_Your goal_: Examine the entries below, count the lines holding the string "机器人工程", and respond with the number only.
>> start
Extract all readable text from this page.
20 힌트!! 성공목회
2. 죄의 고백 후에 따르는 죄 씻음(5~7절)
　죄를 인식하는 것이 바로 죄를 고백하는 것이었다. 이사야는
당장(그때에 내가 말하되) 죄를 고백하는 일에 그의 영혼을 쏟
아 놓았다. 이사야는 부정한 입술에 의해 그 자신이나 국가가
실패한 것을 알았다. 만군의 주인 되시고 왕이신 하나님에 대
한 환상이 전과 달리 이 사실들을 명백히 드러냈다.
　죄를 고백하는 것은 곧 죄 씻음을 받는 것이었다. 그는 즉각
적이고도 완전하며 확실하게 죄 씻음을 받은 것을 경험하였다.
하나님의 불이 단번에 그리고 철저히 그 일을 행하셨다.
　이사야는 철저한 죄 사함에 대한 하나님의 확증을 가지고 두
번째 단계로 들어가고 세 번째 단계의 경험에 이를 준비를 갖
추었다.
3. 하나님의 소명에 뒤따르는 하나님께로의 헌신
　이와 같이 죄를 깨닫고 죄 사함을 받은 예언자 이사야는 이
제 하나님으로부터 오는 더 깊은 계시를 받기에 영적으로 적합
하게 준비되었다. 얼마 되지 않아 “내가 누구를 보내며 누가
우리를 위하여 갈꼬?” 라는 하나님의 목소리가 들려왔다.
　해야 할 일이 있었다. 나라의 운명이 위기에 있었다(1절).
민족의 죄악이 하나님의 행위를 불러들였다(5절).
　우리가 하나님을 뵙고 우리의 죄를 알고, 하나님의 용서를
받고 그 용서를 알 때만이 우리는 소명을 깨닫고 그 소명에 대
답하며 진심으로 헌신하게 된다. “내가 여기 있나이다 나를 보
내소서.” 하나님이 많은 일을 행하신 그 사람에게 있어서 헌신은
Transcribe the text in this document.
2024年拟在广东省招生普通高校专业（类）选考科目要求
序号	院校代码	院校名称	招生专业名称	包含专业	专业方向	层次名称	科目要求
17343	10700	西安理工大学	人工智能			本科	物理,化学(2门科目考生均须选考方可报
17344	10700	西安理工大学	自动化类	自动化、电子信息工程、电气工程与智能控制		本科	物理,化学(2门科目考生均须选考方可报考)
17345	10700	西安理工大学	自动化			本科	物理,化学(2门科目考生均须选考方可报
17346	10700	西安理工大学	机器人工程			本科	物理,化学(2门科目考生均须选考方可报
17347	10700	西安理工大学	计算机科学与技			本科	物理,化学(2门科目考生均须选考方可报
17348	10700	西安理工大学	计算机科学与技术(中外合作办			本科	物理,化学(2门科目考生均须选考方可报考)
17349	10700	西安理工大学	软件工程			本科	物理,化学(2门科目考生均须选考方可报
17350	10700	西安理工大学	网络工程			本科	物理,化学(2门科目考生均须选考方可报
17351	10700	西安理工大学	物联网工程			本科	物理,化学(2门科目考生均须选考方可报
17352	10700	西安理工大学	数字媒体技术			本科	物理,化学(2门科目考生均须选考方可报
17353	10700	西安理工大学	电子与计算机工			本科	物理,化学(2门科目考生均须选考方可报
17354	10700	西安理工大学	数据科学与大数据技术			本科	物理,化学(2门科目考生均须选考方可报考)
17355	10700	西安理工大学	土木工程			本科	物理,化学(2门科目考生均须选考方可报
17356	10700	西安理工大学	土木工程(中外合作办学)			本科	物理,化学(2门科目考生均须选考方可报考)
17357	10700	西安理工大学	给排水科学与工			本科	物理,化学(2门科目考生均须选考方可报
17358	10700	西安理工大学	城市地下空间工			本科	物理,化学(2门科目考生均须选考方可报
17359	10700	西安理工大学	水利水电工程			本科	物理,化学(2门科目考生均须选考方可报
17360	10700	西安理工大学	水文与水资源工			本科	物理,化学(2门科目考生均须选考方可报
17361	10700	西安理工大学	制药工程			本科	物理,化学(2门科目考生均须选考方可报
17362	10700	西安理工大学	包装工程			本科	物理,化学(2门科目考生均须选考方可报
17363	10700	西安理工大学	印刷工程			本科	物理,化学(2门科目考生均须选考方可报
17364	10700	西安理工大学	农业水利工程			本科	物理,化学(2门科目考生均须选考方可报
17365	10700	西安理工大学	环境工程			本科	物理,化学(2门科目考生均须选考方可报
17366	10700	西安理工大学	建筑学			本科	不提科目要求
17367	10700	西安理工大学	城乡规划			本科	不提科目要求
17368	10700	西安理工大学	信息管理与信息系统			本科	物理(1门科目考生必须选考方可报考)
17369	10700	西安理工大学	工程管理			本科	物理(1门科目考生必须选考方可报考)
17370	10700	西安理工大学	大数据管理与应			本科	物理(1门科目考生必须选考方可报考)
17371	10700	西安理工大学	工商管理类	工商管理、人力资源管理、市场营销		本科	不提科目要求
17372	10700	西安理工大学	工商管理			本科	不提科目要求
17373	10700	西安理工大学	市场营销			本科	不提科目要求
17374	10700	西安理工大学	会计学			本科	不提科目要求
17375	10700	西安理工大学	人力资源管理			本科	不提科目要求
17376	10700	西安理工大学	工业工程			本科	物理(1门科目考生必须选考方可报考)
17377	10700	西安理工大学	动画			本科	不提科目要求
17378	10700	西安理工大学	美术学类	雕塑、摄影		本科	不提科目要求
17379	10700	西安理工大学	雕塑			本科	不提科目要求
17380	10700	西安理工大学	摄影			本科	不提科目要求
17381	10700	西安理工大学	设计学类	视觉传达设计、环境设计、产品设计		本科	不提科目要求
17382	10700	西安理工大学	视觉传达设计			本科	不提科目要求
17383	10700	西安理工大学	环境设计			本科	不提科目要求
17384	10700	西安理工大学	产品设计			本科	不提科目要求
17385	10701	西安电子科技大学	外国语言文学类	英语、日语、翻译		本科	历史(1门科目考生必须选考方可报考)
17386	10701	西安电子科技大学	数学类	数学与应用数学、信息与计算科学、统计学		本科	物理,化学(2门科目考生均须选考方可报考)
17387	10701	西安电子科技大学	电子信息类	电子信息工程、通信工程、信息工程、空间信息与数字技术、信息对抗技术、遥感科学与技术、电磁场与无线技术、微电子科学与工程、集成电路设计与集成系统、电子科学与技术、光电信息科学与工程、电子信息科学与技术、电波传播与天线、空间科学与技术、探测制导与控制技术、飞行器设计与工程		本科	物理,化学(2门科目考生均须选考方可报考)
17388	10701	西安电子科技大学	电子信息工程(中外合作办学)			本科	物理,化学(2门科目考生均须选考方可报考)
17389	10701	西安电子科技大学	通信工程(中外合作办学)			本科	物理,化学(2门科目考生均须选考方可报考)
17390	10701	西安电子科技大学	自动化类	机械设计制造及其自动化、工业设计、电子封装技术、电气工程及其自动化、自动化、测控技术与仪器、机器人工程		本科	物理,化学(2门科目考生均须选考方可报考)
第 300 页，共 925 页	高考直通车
>> end
_Result for this task_: 2